---------- SUPPLIED DATA

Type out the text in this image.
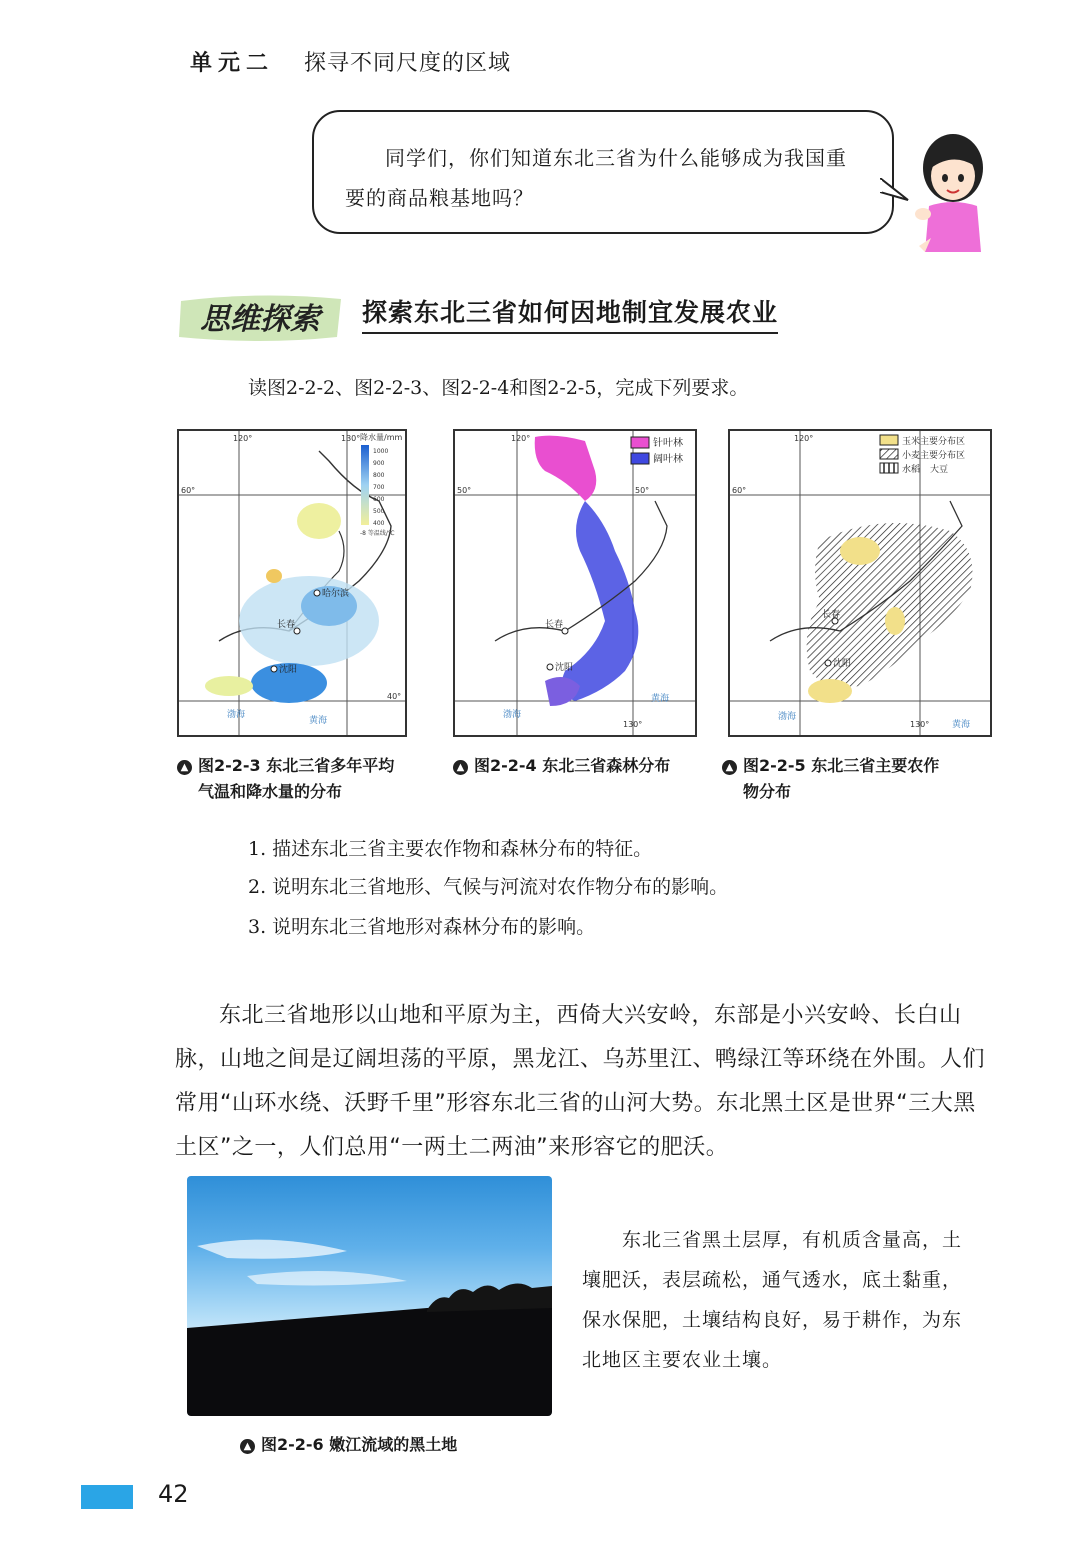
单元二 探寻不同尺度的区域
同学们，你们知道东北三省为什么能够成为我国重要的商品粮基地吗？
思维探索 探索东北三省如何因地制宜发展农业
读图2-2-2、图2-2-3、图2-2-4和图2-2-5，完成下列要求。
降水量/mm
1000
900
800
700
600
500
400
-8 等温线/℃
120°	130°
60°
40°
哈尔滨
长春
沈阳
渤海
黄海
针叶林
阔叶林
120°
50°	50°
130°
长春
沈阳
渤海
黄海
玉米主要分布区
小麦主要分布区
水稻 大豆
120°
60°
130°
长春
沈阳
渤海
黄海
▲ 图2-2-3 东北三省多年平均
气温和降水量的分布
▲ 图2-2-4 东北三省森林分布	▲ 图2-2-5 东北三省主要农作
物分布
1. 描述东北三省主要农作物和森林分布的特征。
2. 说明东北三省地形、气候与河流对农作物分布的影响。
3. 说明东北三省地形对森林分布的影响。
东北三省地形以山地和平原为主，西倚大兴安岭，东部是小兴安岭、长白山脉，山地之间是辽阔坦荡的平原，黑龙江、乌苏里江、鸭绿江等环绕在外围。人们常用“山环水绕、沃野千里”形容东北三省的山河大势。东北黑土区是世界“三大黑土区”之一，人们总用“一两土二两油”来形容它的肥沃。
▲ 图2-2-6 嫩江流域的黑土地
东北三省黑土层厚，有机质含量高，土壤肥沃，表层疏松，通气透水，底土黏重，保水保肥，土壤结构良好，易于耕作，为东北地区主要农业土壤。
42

--------------------
---------- SUPPLIED DATA

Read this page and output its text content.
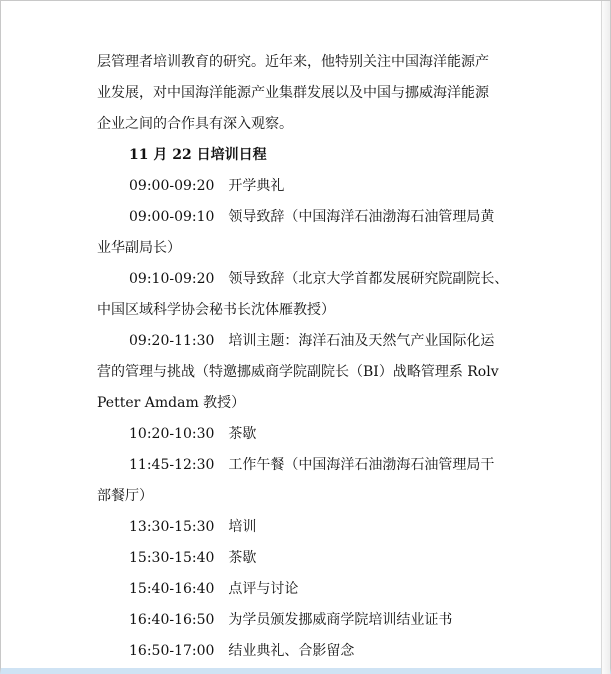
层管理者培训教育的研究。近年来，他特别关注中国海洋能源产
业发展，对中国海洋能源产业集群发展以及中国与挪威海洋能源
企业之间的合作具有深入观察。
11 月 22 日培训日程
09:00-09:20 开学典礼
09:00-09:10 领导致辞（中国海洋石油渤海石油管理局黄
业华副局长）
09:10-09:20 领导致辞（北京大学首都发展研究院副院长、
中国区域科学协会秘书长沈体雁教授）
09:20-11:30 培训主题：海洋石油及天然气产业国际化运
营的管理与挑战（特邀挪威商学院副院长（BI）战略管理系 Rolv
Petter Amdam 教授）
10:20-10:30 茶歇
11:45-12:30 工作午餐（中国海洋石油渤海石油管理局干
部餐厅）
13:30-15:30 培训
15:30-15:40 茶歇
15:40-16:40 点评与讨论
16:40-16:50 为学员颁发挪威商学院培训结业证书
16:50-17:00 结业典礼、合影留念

--------------------

SHORT EXERCISE » Go through the listing above and report how many of its lines contain the word "this", with only the number as output.

TASK ANSWER » 2